[Directions]
Write only the number of lines in the records beneath that hold "this".

Dataset entries:
***

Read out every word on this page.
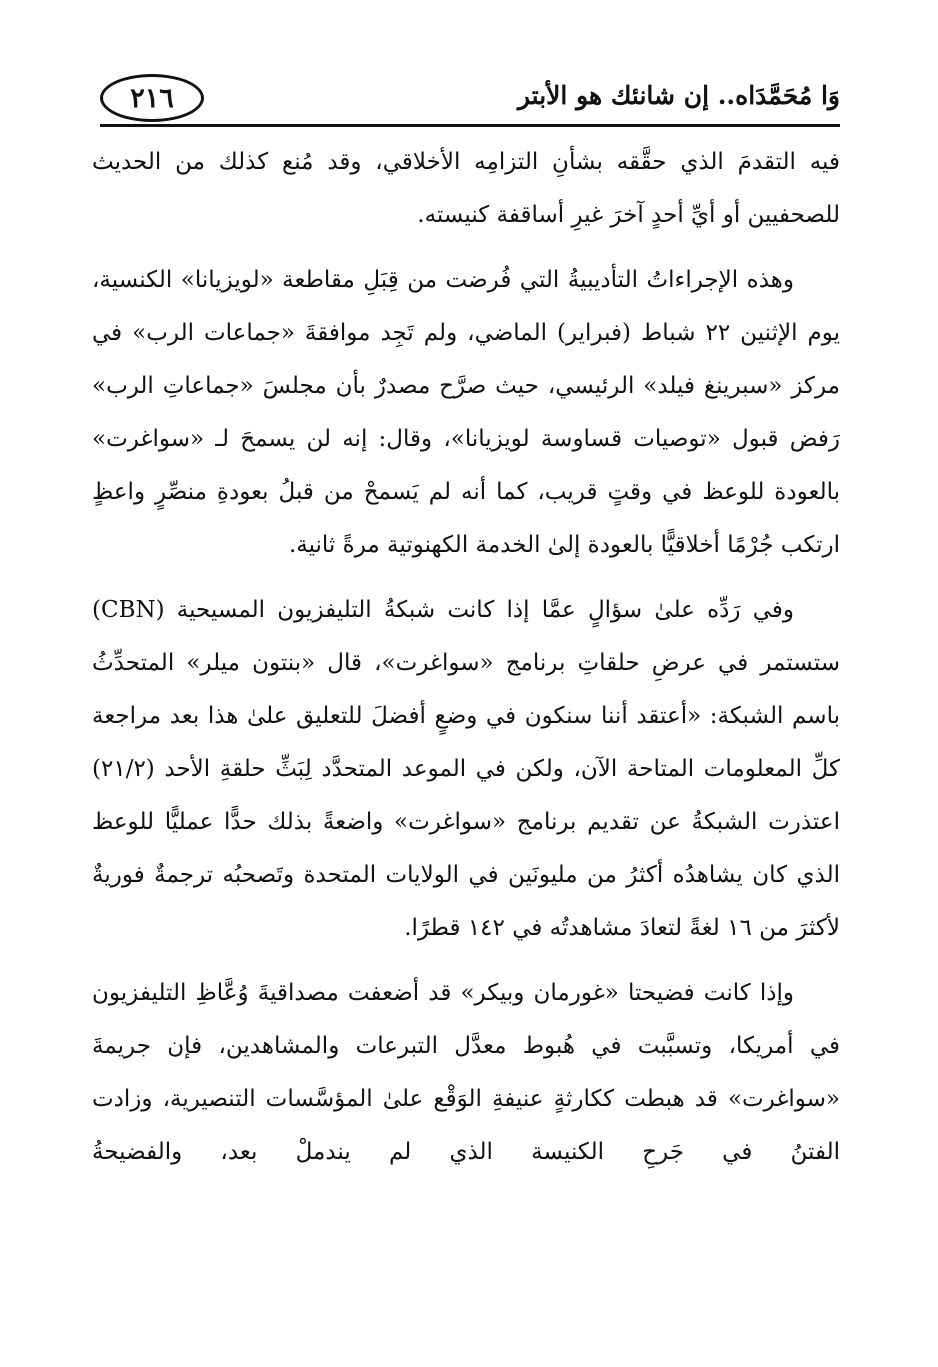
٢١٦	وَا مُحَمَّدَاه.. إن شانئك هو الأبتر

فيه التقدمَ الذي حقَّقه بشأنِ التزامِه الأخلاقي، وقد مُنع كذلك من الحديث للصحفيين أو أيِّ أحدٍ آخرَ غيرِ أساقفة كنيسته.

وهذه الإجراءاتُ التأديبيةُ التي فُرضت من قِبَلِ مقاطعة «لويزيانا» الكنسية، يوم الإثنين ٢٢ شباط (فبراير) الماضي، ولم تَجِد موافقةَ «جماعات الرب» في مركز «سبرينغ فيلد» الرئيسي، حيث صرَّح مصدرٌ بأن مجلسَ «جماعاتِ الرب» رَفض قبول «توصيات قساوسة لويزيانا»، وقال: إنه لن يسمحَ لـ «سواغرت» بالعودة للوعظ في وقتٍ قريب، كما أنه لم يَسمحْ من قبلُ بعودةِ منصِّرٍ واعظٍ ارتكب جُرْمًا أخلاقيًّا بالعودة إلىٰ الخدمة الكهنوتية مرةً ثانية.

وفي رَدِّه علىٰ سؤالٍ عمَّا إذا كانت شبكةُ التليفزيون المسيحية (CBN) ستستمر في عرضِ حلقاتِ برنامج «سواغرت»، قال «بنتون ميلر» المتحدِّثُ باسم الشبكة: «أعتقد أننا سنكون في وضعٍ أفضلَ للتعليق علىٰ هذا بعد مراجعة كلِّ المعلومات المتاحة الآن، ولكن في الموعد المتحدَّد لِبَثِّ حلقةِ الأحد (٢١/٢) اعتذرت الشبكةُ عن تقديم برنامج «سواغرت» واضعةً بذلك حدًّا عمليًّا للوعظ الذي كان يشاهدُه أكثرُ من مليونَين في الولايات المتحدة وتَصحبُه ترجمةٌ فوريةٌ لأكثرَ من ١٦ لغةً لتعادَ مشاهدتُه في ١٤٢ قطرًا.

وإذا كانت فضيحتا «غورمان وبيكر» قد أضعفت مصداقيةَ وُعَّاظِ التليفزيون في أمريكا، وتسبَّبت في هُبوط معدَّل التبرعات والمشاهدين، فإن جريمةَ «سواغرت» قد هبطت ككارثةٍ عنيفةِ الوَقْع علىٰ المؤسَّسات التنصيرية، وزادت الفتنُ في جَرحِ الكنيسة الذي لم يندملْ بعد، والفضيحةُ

***

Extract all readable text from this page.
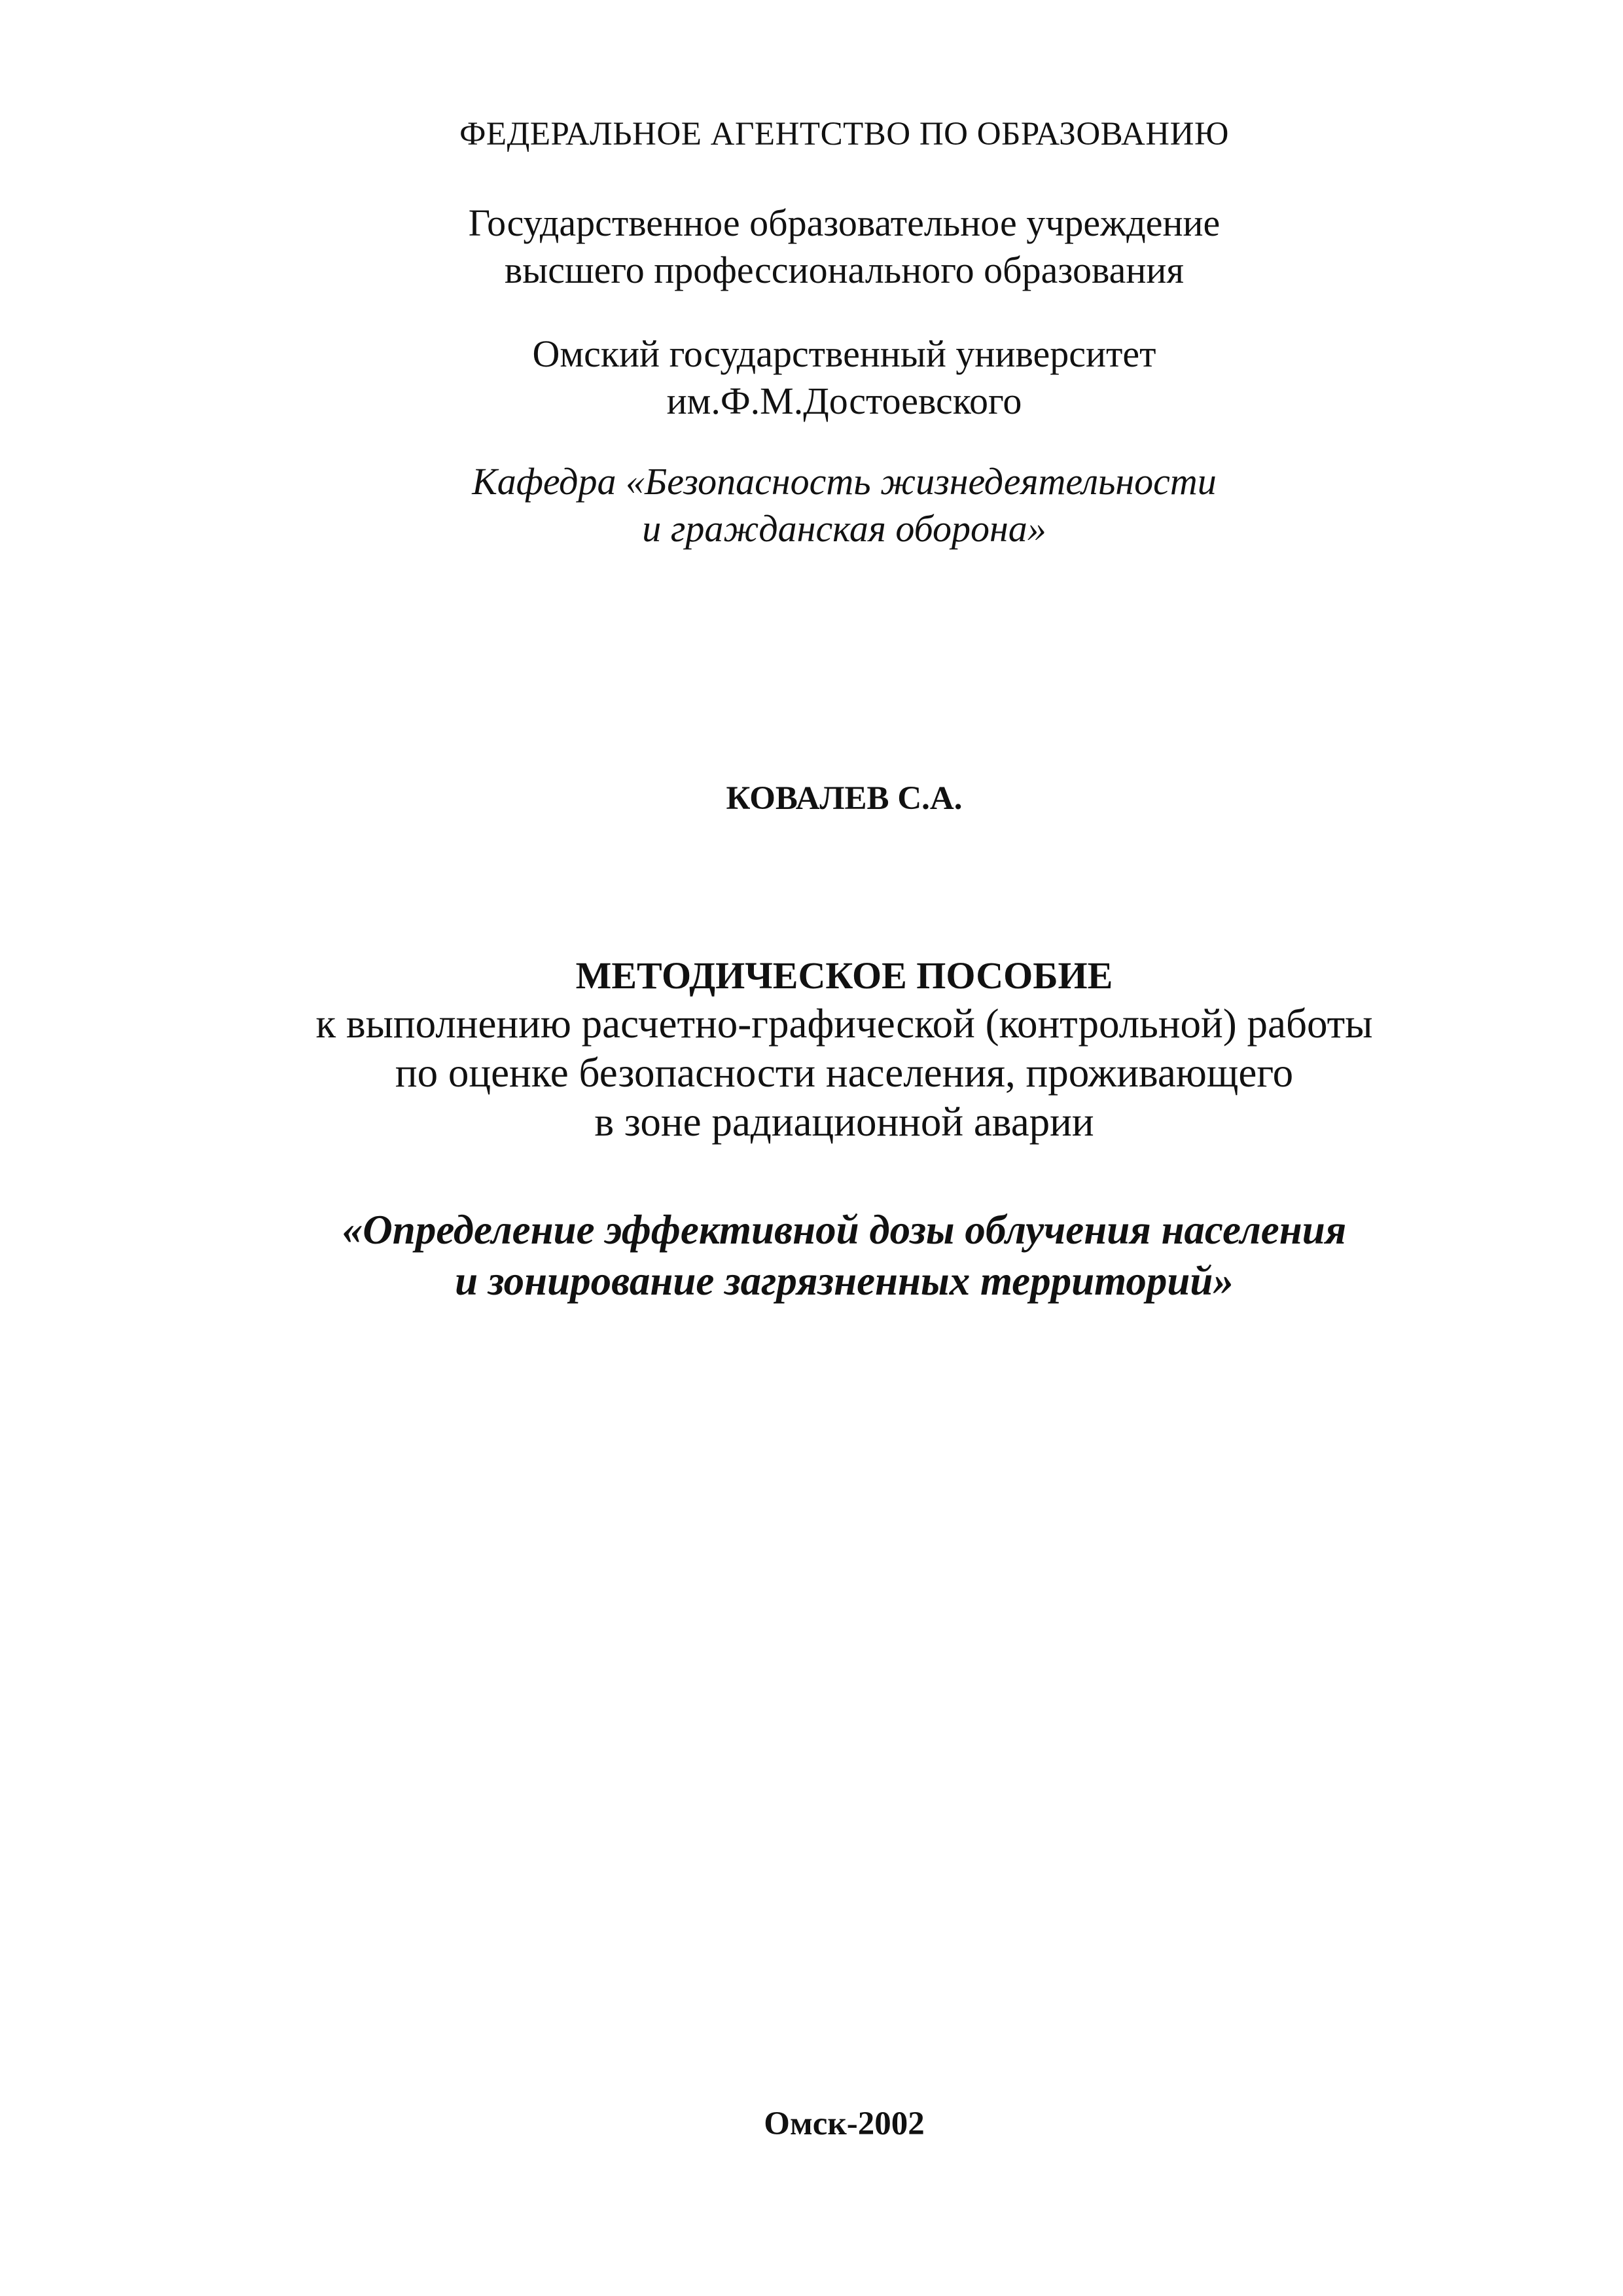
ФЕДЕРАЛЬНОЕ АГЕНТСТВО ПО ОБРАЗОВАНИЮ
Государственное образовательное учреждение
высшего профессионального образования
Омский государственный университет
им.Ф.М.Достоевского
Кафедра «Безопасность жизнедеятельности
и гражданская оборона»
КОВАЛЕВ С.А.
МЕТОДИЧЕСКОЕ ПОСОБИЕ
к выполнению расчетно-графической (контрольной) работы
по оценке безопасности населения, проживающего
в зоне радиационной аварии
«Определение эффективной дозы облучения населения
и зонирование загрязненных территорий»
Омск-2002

***

[The completed task]
2